··· TASK INPUTS

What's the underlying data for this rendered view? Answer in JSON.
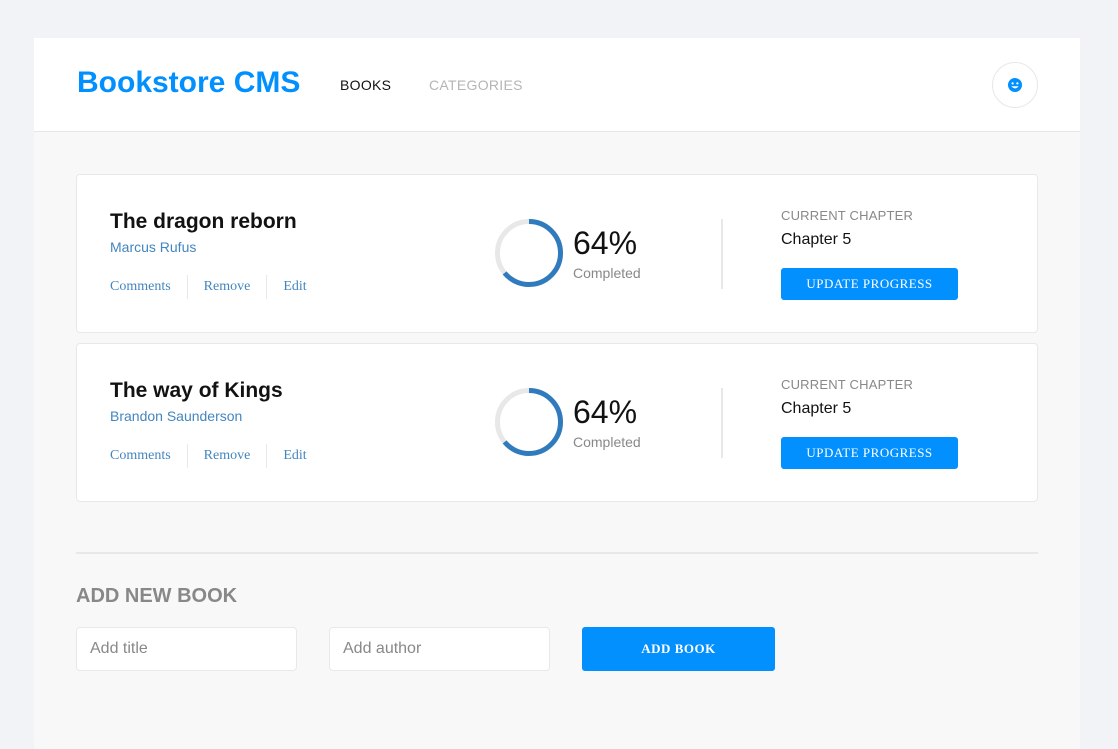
{
  "header": {
    "brand": "Bookstore CMS",
    "nav": [
      {
        "label": "BOOKS",
        "active": true
      },
      {
        "label": "CATEGORIES",
        "active": false
      }
    ],
    "user_icon": "user-icon"
  },
  "books": [
    {
      "title": "The dragon reborn",
      "author": "Marcus Rufus",
      "actions": [
        "Comments",
        "Remove",
        "Edit"
      ],
      "progress_percent": 64,
      "percent_label": "64%",
      "completed_label": "Completed",
      "chapter_label": "CURRENT CHAPTER",
      "chapter": "Chapter 5",
      "update_label": "UPDATE PROGRESS"
    },
    {
      "title": "The way of Kings",
      "author": "Brandon Saunderson",
      "actions": [
        "Comments",
        "Remove",
        "Edit"
      ],
      "progress_percent": 64,
      "percent_label": "64%",
      "completed_label": "Completed",
      "chapter_label": "CURRENT CHAPTER",
      "chapter": "Chapter 5",
      "update_label": "UPDATE PROGRESS"
    }
  ],
  "add_book": {
    "heading": "ADD NEW BOOK",
    "title_placeholder": "Add title",
    "author_placeholder": "Add author",
    "button_label": "ADD BOOK"
  },
  "colors": {
    "accent": "#0290ff",
    "link": "#4386bf",
    "progress": "#307bbe",
    "progress_track": "#e8e8e8"
  }
}
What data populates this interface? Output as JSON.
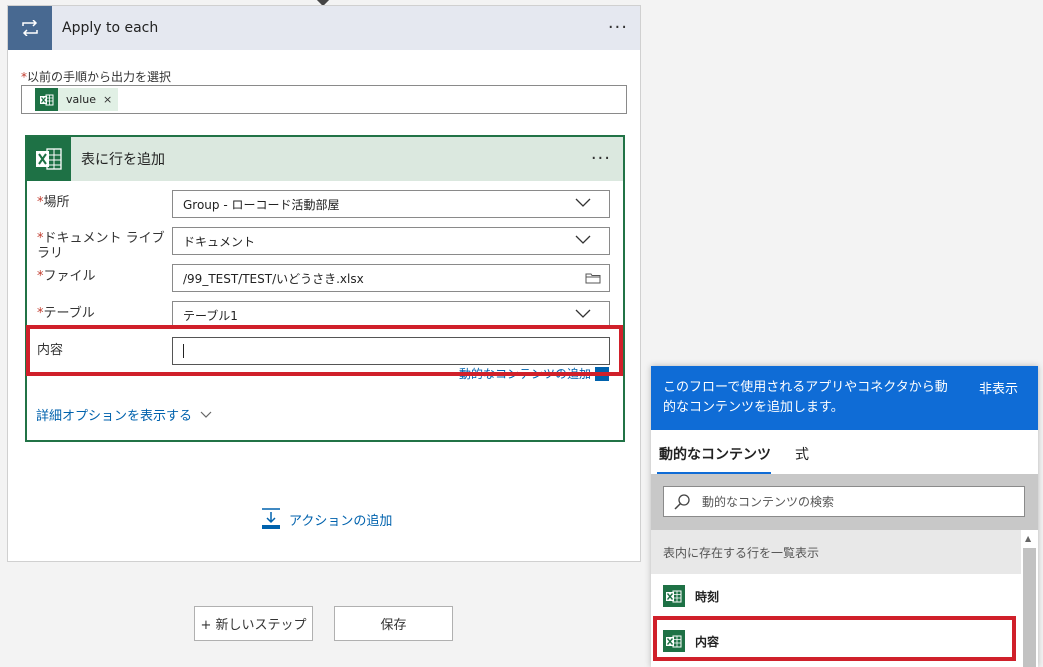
{
  "loop": {
    "title": "Apply to each",
    "more": "···",
    "required_mark": "*",
    "output_label": "以前の手順から出力を選択",
    "token_text": "value",
    "token_remove": "×"
  },
  "action": {
    "title": "表に行を追加",
    "more": "···",
    "fields": {
      "location_label": "場所",
      "location_value": "Group - ローコード活動部屋",
      "library_label_1": "ドキュメント ライブ",
      "library_label_2": "ラリ",
      "library_value": "ドキュメント",
      "file_label": "ファイル",
      "file_value": "/99_TEST/TEST/いどうさき.xlsx",
      "table_label": "テーブル",
      "table_value": "テーブル1",
      "content_label": "内容",
      "content_value": ""
    },
    "dynamic_link": "動的なコンテンツの追加",
    "advanced_link": "詳細オプションを表示する"
  },
  "add_action": "アクションの追加",
  "buttons": {
    "new_step": "+ 新しいステップ",
    "save": "保存"
  },
  "panel": {
    "description": "このフローで使用されるアプリやコネクタから動的なコンテンツを追加します。",
    "hide": "非表示",
    "tab_dynamic": "動的なコンテンツ",
    "tab_expression": "式",
    "search_placeholder": "動的なコンテンツの検索",
    "section_title": "表内に存在する行を一覧表示",
    "items": [
      {
        "label": "時刻"
      },
      {
        "label": "内容"
      }
    ]
  },
  "colors": {
    "loop_accent": "#486991",
    "excel_green": "#1e7145",
    "highlight_red": "#d0202a",
    "panel_blue": "#0f6cd6",
    "link_blue": "#0062ad"
  }
}
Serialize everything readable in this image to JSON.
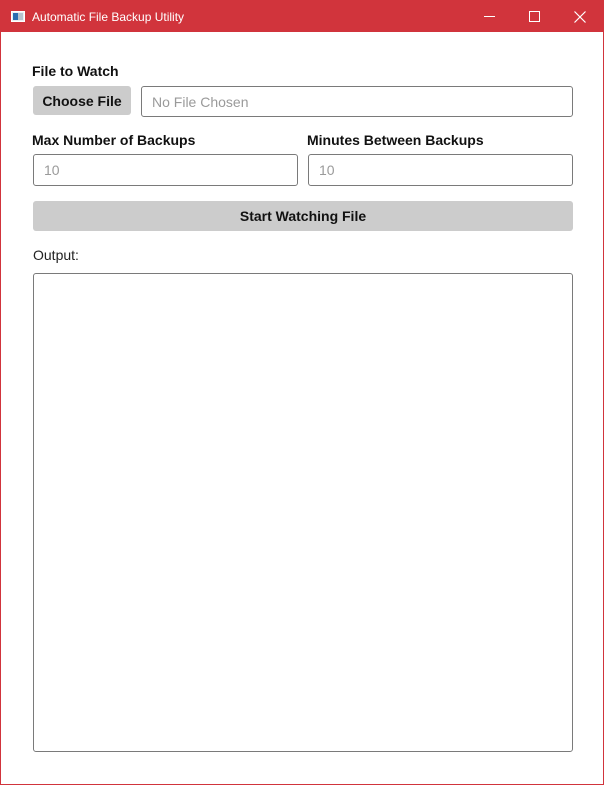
{
  "window": {
    "title": "Automatic File Backup Utility",
    "accent_color": "#d1343c",
    "icons": [
      "app-icon",
      "minimize-icon",
      "maximize-icon",
      "close-icon"
    ]
  },
  "form": {
    "file_label": "File to Watch",
    "choose_file_label": "Choose File",
    "file_placeholder": "No File Chosen",
    "max_backups_label": "Max Number of Backups",
    "max_backups_placeholder": "10",
    "minutes_label": "Minutes Between Backups",
    "minutes_placeholder": "10",
    "start_label": "Start Watching File"
  },
  "output": {
    "label": "Output:",
    "text": ""
  }
}
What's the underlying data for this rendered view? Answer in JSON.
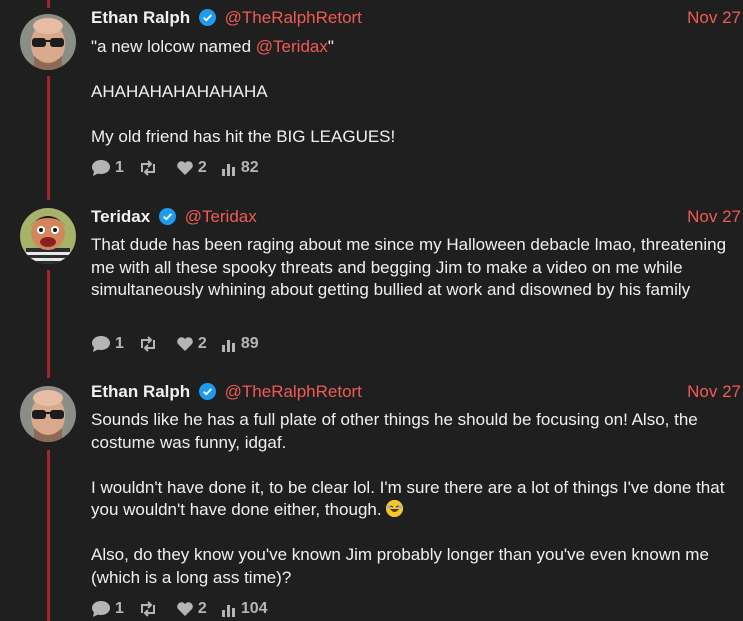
{
  "posts": [
    {
      "name": "Ethan Ralph",
      "handle": "@TheRalphRetort",
      "date": "Nov 27",
      "avatar": "bald-man-sunglasses-avatar",
      "quote_open": "\"a new lolcow named ",
      "quote_mention": "@Teridax",
      "quote_close": "\"",
      "line2": "AHAHAHAHAHAHAHA",
      "line3": "My old friend has hit the BIG LEAGUES!",
      "replies": "1",
      "likes": "2",
      "views": "82"
    },
    {
      "name": "Teridax",
      "handle": "@Teridax",
      "date": "Nov 27",
      "avatar": "puppet-avatar",
      "text": "That dude has been raging about me since my Halloween debacle lmao, threatening me with all these spooky threats and begging Jim to make a video on me while simultaneously whining about getting bullied at work and disowned by his family",
      "replies": "1",
      "likes": "2",
      "views": "89"
    },
    {
      "name": "Ethan Ralph",
      "handle": "@TheRalphRetort",
      "date": "Nov 27",
      "avatar": "bald-man-sunglasses-avatar",
      "para1": "Sounds like he has a full plate of other things he should be focusing on! Also, the costume was funny, idgaf.",
      "para2": "I wouldn't have done it, to be clear lol. I'm sure there are a lot of things I've done that you wouldn't have done either, though.",
      "para2_emoji": "laughing-emoji",
      "para3": "Also, do they know you've known Jim probably longer than you've even known me (which is a long ass time)?",
      "replies": "1",
      "likes": "2",
      "views": "104"
    }
  ],
  "colors": {
    "background": "#1f1f1f",
    "accent": "#f15a55",
    "thread_line": "#a5252f",
    "verified": "#1d9bf0"
  }
}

······

- [AIM OF THE EXERCISE]: Omitting all images, retype each line of the records precisely.

- [SOLUTION TO THIS PROBLEM]:
What's the underlying data for this rendered view? Answer in JSON.
{
  "header": {
    "brand": "Bookstore CMS",
    "nav": [
      {
        "label": "BOOKS",
        "active": true
      },
      {
        "label": "CATEGORIES",
        "active": false
      }
    ],
    "user_icon": "user-icon"
  },
  "books": [
    {
      "title": "The dragon reborn",
      "author": "Marcus Rufus",
      "actions": [
        "Comments",
        "Remove",
        "Edit"
      ],
      "progress_percent": 64,
      "percent_label": "64%",
      "completed_label": "Completed",
      "chapter_label": "CURRENT CHAPTER",
      "chapter": "Chapter 5",
      "update_label": "UPDATE PROGRESS"
    },
    {
      "title": "The way of Kings",
      "author": "Brandon Saunderson",
      "actions": [
        "Comments",
        "Remove",
        "Edit"
      ],
      "progress_percent": 64,
      "percent_label": "64%",
      "completed_label": "Completed",
      "chapter_label": "CURRENT CHAPTER",
      "chapter": "Chapter 5",
      "update_label": "UPDATE PROGRESS"
    }
  ],
  "add_book": {
    "heading": "ADD NEW BOOK",
    "title_placeholder": "Add title",
    "author_placeholder": "Add author",
    "button_label": "ADD BOOK"
  },
  "colors": {
    "accent": "#0290ff",
    "link": "#4386bf",
    "progress": "#307bbe",
    "progress_track": "#e8e8e8"
  }
}
What data populates this interface? Output as JSON.
{
  "loop": {
    "title": "Apply to each",
    "more": "···",
    "required_mark": "*",
    "output_label": "以前の手順から出力を選択",
    "token_text": "value",
    "token_remove": "×"
  },
  "action": {
    "title": "表に行を追加",
    "more": "···",
    "fields": {
      "location_label": "場所",
      "location_value": "Group - ローコード活動部屋",
      "library_label_1": "ドキュメント ライブ",
      "library_label_2": "ラリ",
      "library_value": "ドキュメント",
      "file_label": "ファイル",
      "file_value": "/99_TEST/TEST/いどうさき.xlsx",
      "table_label": "テーブル",
      "table_value": "テーブル1",
      "content_label": "内容",
      "content_value": ""
    },
    "dynamic_link": "動的なコンテンツの追加",
    "advanced_link": "詳細オプションを表示する"
  },
  "add_action": "アクションの追加",
  "buttons": {
    "new_step": "+ 新しいステップ",
    "save": "保存"
  },
  "panel": {
    "description": "このフローで使用されるアプリやコネクタから動的なコンテンツを追加します。",
    "hide": "非表示",
    "tab_dynamic": "動的なコンテンツ",
    "tab_expression": "式",
    "search_placeholder": "動的なコンテンツの検索",
    "section_title": "表内に存在する行を一覧表示",
    "items": [
      {
        "label": "時刻"
      },
      {
        "label": "内容"
      }
    ]
  },
  "colors": {
    "loop_accent": "#486991",
    "excel_green": "#1e7145",
    "highlight_red": "#d0202a",
    "panel_blue": "#0f6cd6",
    "link_blue": "#0062ad"
  }
}
Serialize everything readable in this image to JSON.
{
  "window": {
    "title": "Automatic File Backup Utility",
    "accent_color": "#d1343c",
    "icons": [
      "app-icon",
      "minimize-icon",
      "maximize-icon",
      "close-icon"
    ]
  },
  "form": {
    "file_label": "File to Watch",
    "choose_file_label": "Choose File",
    "file_placeholder": "No File Chosen",
    "max_backups_label": "Max Number of Backups",
    "max_backups_placeholder": "10",
    "minutes_label": "Minutes Between Backups",
    "minutes_placeholder": "10",
    "start_label": "Start Watching File"
  },
  "output": {
    "label": "Output:",
    "text": ""
  }
}
What's the underlying data for this rendered view? Answer in JSON.
{
  "posts": [
    {
      "name": "Ethan Ralph",
      "handle": "@TheRalphRetort",
      "date": "Nov 27",
      "avatar": "bald-man-sunglasses-avatar",
      "quote_open": "\"a new lolcow named ",
      "quote_mention": "@Teridax",
      "quote_close": "\"",
      "line2": "AHAHAHAHAHAHAHA",
      "line3": "My old friend has hit the BIG LEAGUES!",
      "replies": "1",
      "likes": "2",
      "views": "82"
    },
    {
      "name": "Teridax",
      "handle": "@Teridax",
      "date": "Nov 27",
      "avatar": "puppet-avatar",
      "text": "That dude has been raging about me since my Halloween debacle lmao, threatening me with all these spooky threats and begging Jim to make a video on me while simultaneously whining about getting bullied at work and disowned by his family",
      "replies": "1",
      "likes": "2",
      "views": "89"
    },
    {
      "name": "Ethan Ralph",
      "handle": "@TheRalphRetort",
      "date": "Nov 27",
      "avatar": "bald-man-sunglasses-avatar",
      "para1": "Sounds like he has a full plate of other things he should be focusing on! Also, the costume was funny, idgaf.",
      "para2": "I wouldn't have done it, to be clear lol. I'm sure there are a lot of things I've done that you wouldn't have done either, though.",
      "para2_emoji": "laughing-emoji",
      "para3": "Also, do they know you've known Jim probably longer than you've even known me (which is a long ass time)?",
      "replies": "1",
      "likes": "2",
      "views": "104"
    }
  ],
  "colors": {
    "background": "#1f1f1f",
    "accent": "#f15a55",
    "thread_line": "#a5252f",
    "verified": "#1d9bf0"
  }
}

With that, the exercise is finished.